- Problem statement -
Restate the complete material exactly.

- Exercise material -
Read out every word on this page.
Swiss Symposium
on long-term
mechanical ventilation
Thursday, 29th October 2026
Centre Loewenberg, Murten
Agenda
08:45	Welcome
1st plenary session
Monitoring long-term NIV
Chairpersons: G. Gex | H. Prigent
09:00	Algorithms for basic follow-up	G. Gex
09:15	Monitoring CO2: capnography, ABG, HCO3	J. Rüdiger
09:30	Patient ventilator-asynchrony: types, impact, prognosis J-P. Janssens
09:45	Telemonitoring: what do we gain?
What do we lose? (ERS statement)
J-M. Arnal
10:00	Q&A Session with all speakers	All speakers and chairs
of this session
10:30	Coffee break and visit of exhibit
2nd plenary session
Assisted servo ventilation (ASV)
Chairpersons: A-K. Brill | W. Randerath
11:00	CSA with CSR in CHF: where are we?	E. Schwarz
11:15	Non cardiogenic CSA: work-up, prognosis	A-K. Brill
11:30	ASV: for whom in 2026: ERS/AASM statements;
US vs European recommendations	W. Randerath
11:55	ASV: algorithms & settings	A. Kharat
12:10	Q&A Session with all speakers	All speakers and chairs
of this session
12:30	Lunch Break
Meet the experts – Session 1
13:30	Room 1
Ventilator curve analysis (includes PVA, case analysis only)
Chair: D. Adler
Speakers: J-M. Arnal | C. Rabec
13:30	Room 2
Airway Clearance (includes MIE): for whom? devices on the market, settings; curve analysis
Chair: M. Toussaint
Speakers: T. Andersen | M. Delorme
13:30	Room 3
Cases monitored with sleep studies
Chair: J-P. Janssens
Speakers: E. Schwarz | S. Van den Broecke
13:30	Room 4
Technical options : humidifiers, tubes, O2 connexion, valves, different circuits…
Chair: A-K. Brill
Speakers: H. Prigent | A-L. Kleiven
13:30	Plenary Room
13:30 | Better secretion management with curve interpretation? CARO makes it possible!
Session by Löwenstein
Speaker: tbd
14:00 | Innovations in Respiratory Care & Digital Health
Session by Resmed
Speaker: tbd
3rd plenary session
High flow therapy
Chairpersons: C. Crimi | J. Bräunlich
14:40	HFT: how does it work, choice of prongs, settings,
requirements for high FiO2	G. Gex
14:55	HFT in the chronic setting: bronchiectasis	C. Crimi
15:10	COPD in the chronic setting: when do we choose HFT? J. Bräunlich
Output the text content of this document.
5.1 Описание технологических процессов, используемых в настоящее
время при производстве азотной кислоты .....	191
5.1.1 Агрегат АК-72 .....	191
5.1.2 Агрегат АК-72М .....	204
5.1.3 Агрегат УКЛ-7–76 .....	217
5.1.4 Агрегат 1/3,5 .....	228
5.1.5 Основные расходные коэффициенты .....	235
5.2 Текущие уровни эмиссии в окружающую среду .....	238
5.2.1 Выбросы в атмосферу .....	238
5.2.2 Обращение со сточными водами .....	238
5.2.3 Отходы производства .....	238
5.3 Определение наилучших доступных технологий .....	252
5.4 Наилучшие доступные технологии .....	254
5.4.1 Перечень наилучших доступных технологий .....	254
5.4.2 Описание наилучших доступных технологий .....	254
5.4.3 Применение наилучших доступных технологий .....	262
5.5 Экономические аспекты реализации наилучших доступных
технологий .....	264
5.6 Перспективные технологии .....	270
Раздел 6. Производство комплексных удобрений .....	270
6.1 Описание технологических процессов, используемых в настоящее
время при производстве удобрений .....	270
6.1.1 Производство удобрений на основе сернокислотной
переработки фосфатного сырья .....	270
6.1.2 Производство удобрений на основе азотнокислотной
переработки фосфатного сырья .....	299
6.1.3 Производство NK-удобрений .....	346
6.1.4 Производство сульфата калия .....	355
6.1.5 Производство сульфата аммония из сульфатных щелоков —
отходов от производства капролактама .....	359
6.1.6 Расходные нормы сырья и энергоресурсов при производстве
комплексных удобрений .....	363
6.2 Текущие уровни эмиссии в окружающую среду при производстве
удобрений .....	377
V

- Answer -
Read out every word on this page.
Swiss Symposium
on long-term
mechanical ventilation
Thursday, 29th October 2026
Centre Loewenberg, Murten
Agenda
08:45	Welcome
1st plenary session
Monitoring long-term NIV
Chairpersons: G. Gex | H. Prigent
09:00	Algorithms for basic follow-up	G. Gex
09:15	Monitoring CO2: capnography, ABG, HCO3	J. Rüdiger
09:30	Patient ventilator-asynchrony: types, impact, prognosis J-P. Janssens
09:45	Telemonitoring: what do we gain?
What do we lose? (ERS statement)
J-M. Arnal
10:00	Q&A Session with all speakers	All speakers and chairs
of this session
10:30	Coffee break and visit of exhibit
2nd plenary session
Assisted servo ventilation (ASV)
Chairpersons: A-K. Brill | W. Randerath
11:00	CSA with CSR in CHF: where are we?	E. Schwarz
11:15	Non cardiogenic CSA: work-up, prognosis	A-K. Brill
11:30	ASV: for whom in 2026: ERS/AASM statements;
US vs European recommendations	W. Randerath
11:55	ASV: algorithms & settings	A. Kharat
12:10	Q&A Session with all speakers	All speakers and chairs
of this session
12:30	Lunch Break
Meet the experts – Session 1
13:30	Room 1
Ventilator curve analysis (includes PVA, case analysis only)
Chair: D. Adler
Speakers: J-M. Arnal | C. Rabec
13:30	Room 2
Airway Clearance (includes MIE): for whom? devices on the market, settings; curve analysis
Chair: M. Toussaint
Speakers: T. Andersen | M. Delorme
13:30	Room 3
Cases monitored with sleep studies
Chair: J-P. Janssens
Speakers: E. Schwarz | S. Van den Broecke
13:30	Room 4
Technical options : humidifiers, tubes, O2 connexion, valves, different circuits…
Chair: A-K. Brill
Speakers: H. Prigent | A-L. Kleiven
13:30	Plenary Room
13:30 | Better secretion management with curve interpretation? CARO makes it possible!
Session by Löwenstein
Speaker: tbd
14:00 | Innovations in Respiratory Care & Digital Health
Session by Resmed
Speaker: tbd
3rd plenary session
High flow therapy
Chairpersons: C. Crimi | J. Bräunlich
14:40	HFT: how does it work, choice of prongs, settings,
requirements for high FiO2	G. Gex
14:55	HFT in the chronic setting: bronchiectasis	C. Crimi
15:10	COPD in the chronic setting: when do we choose HFT? J. Bräunlich
Output the text content of this document.
5.1 Описание технологических процессов, используемых в настоящее
время при производстве азотной кислоты .....	191
5.1.1 Агрегат АК-72 .....	191
5.1.2 Агрегат АК-72М .....	204
5.1.3 Агрегат УКЛ-7–76 .....	217
5.1.4 Агрегат 1/3,5 .....	228
5.1.5 Основные расходные коэффициенты .....	235
5.2 Текущие уровни эмиссии в окружающую среду .....	238
5.2.1 Выбросы в атмосферу .....	238
5.2.2 Обращение со сточными водами .....	238
5.2.3 Отходы производства .....	238
5.3 Определение наилучших доступных технологий .....	252
5.4 Наилучшие доступные технологии .....	254
5.4.1 Перечень наилучших доступных технологий .....	254
5.4.2 Описание наилучших доступных технологий .....	254
5.4.3 Применение наилучших доступных технологий .....	262
5.5 Экономические аспекты реализации наилучших доступных
технологий .....	264
5.6 Перспективные технологии .....	270
Раздел 6. Производство комплексных удобрений .....	270
6.1 Описание технологических процессов, используемых в настоящее
время при производстве удобрений .....	270
6.1.1 Производство удобрений на основе сернокислотной
переработки фосфатного сырья .....	270
6.1.2 Производство удобрений на основе азотнокислотной
переработки фосфатного сырья .....	299
6.1.3 Производство NK-удобрений .....	346
6.1.4 Производство сульфата калия .....	355
6.1.5 Производство сульфата аммония из сульфатных щелоков —
отходов от производства капролактама .....	359
6.1.6 Расходные нормы сырья и энергоресурсов при производстве
комплексных удобрений .....	363
6.2 Текущие уровни эмиссии в окружающую среду при производстве
удобрений .....	377
V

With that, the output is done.